### STATED EXERCISE:
Print the entries that appear below, exactly as written and without their pictures.

-- Start of MATERIAL TO PROCESS --

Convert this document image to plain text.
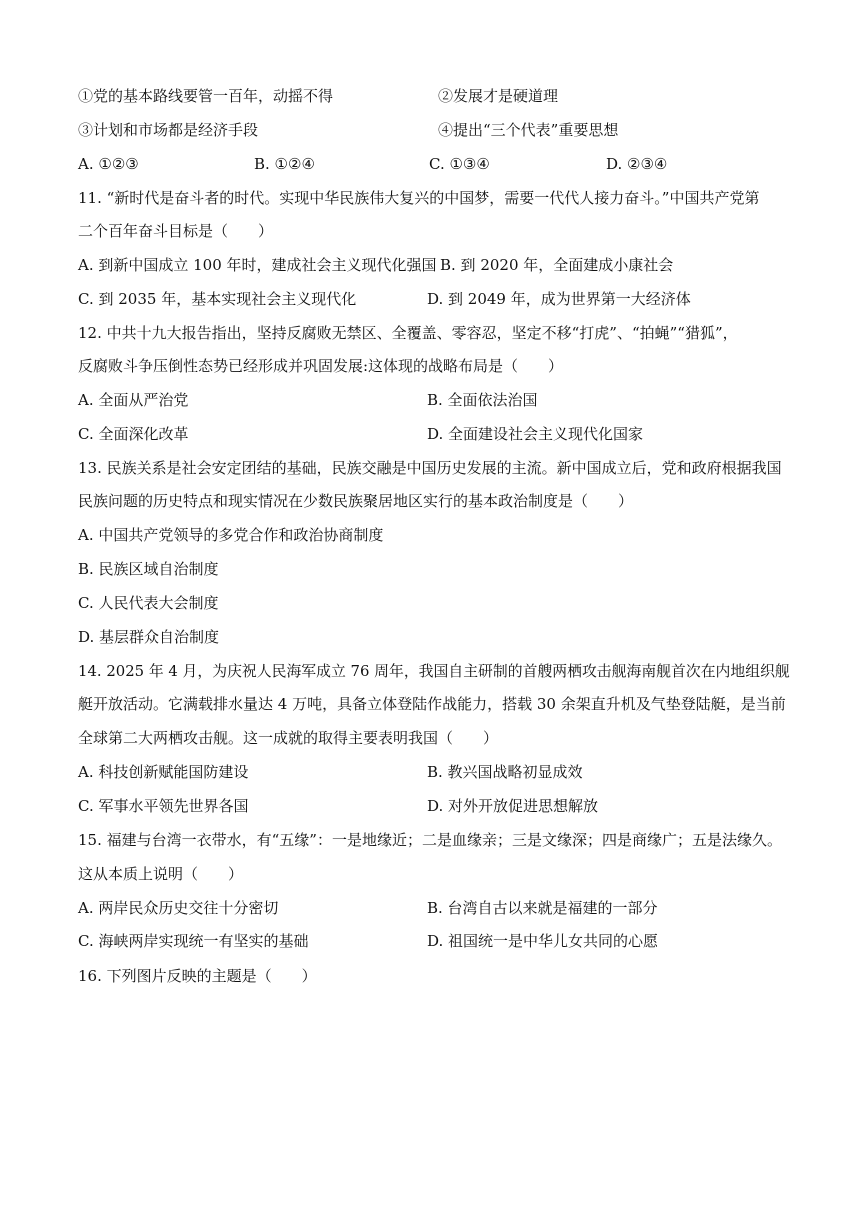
①党的基本路线要管一百年，动摇不得	②发展才是硬道理
③计划和市场都是经济手段	④提出“三个代表”重要思想
A. ①②③	B. ①②④	C. ①③④	D. ②③④
11. “新时代是奋斗者的时代。实现中华民族伟大复兴的中国梦，需要一代代人接力奋斗。”中国共产党第
二个百年奋斗目标是（　　）
A. 到新中国成立 100 年时，建成社会主义现代化强国 B. 到 2020 年，全面建成小康社会
C. 到 2035 年，基本实现社会主义现代化	D. 到 2049 年，成为世界第一大经济体
12. 中共十九大报告指出，坚持反腐败无禁区、全覆盖、零容忍，坚定不移“打虎”、“拍蝇”“猎狐”，
反腐败斗争压倒性态势已经形成并巩固发展:这体现的战略布局是（　　）
A. 全面从严治党	B. 全面依法治国
C. 全面深化改革	D. 全面建设社会主义现代化国家
13. 民族关系是社会安定团结的基础，民族交融是中国历史发展的主流。新中国成立后，党和政府根据我国
民族问题的历史特点和现实情况在少数民族聚居地区实行的基本政治制度是（　　）
A. 中国共产党领导的多党合作和政治协商制度
B. 民族区域自治制度
C. 人民代表大会制度
D. 基层群众自治制度
14. 2025 年 4 月，为庆祝人民海军成立 76 周年，我国自主研制的首艘两栖攻击舰海南舰首次在内地组织舰
艇开放活动。它满载排水量达 4 万吨，具备立体登陆作战能力，搭载 30 余架直升机及气垫登陆艇，是当前
全球第二大两栖攻击舰。这一成就的取得主要表明我国（　　）
A. 科技创新赋能国防建设	B. 教兴国战略初显成效
C. 军事水平领先世界各国	D. 对外开放促进思想解放
15. 福建与台湾一衣带水，有“五缘”：一是地缘近；二是血缘亲；三是文缘深；四是商缘广；五是法缘久。
这从本质上说明（　　）
A. 两岸民众历史交往十分密切	B. 台湾自古以来就是福建的一部分
C. 海峡两岸实现统一有坚实的基础	D. 祖国统一是中华儿女共同的心愿
16. 下列图片反映的主题是（　　）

-- End of MATERIAL TO PROCESS --

### WRITTEN REPLY:
Convert this document image to plain text.
①党的基本路线要管一百年，动摇不得	②发展才是硬道理
③计划和市场都是经济手段	④提出“三个代表”重要思想
A. ①②③	B. ①②④	C. ①③④	D. ②③④
11. “新时代是奋斗者的时代。实现中华民族伟大复兴的中国梦，需要一代代人接力奋斗。”中国共产党第
二个百年奋斗目标是（　　）
A. 到新中国成立 100 年时，建成社会主义现代化强国 B. 到 2020 年，全面建成小康社会
C. 到 2035 年，基本实现社会主义现代化	D. 到 2049 年，成为世界第一大经济体
12. 中共十九大报告指出，坚持反腐败无禁区、全覆盖、零容忍，坚定不移“打虎”、“拍蝇”“猎狐”，
反腐败斗争压倒性态势已经形成并巩固发展:这体现的战略布局是（　　）
A. 全面从严治党	B. 全面依法治国
C. 全面深化改革	D. 全面建设社会主义现代化国家
13. 民族关系是社会安定团结的基础，民族交融是中国历史发展的主流。新中国成立后，党和政府根据我国
民族问题的历史特点和现实情况在少数民族聚居地区实行的基本政治制度是（　　）
A. 中国共产党领导的多党合作和政治协商制度
B. 民族区域自治制度
C. 人民代表大会制度
D. 基层群众自治制度
14. 2025 年 4 月，为庆祝人民海军成立 76 周年，我国自主研制的首艘两栖攻击舰海南舰首次在内地组织舰
艇开放活动。它满载排水量达 4 万吨，具备立体登陆作战能力，搭载 30 余架直升机及气垫登陆艇，是当前
全球第二大两栖攻击舰。这一成就的取得主要表明我国（　　）
A. 科技创新赋能国防建设	B. 教兴国战略初显成效
C. 军事水平领先世界各国	D. 对外开放促进思想解放
15. 福建与台湾一衣带水，有“五缘”：一是地缘近；二是血缘亲；三是文缘深；四是商缘广；五是法缘久。
这从本质上说明（　　）
A. 两岸民众历史交往十分密切	B. 台湾自古以来就是福建的一部分
C. 海峡两岸实现统一有坚实的基础	D. 祖国统一是中华儿女共同的心愿
16. 下列图片反映的主题是（　　）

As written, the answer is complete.